-- Begin SOURCE DATA --

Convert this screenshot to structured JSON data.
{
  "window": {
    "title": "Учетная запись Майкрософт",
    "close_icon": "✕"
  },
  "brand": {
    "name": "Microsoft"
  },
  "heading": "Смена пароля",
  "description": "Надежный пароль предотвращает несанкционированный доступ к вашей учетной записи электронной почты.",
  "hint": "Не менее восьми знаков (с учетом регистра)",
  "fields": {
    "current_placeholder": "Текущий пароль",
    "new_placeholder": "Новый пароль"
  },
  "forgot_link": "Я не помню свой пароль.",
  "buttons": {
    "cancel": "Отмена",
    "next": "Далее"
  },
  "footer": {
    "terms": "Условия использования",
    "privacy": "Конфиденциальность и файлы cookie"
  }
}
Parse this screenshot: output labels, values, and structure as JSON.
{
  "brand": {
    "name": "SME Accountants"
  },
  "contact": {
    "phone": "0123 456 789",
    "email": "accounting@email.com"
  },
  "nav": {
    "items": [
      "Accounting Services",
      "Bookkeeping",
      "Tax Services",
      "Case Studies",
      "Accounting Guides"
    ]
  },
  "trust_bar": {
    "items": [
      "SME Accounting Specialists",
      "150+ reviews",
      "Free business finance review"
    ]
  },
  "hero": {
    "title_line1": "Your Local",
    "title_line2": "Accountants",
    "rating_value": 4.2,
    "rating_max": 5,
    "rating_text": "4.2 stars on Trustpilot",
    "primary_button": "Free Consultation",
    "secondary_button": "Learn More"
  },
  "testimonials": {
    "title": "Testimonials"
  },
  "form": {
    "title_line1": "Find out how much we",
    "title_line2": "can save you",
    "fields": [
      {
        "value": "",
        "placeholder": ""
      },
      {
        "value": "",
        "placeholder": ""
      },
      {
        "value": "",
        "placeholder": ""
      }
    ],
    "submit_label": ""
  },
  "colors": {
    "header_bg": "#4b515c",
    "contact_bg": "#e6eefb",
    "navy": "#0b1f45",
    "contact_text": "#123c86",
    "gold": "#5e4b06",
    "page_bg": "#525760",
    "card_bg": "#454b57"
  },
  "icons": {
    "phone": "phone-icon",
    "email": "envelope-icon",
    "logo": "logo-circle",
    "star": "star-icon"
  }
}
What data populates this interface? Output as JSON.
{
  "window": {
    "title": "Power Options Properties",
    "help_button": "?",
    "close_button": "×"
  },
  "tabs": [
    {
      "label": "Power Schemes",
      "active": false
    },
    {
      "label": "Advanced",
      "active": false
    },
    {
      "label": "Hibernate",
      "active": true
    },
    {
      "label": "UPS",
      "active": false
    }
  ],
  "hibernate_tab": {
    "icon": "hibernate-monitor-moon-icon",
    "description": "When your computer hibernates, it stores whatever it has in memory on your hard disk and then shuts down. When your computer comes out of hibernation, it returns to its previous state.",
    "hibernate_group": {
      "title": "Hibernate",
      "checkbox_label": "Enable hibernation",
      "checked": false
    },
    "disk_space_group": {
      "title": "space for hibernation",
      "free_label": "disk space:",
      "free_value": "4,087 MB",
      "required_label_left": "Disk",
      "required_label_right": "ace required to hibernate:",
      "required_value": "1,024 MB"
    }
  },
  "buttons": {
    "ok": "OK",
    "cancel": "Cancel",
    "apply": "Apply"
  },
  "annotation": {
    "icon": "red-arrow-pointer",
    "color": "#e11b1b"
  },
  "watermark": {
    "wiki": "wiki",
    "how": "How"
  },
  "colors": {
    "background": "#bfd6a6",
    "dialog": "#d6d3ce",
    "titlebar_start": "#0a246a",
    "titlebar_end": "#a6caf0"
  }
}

-- End SOURCE DATA --

:: TASK DETAILS ::
Isolate the lines above that contain the word "screenshot" and copy them.

:: CORRECT ANSWER ::
Convert this screenshot to structured JSON data.
Parse this screenshot: output labels, values, and structure as JSON.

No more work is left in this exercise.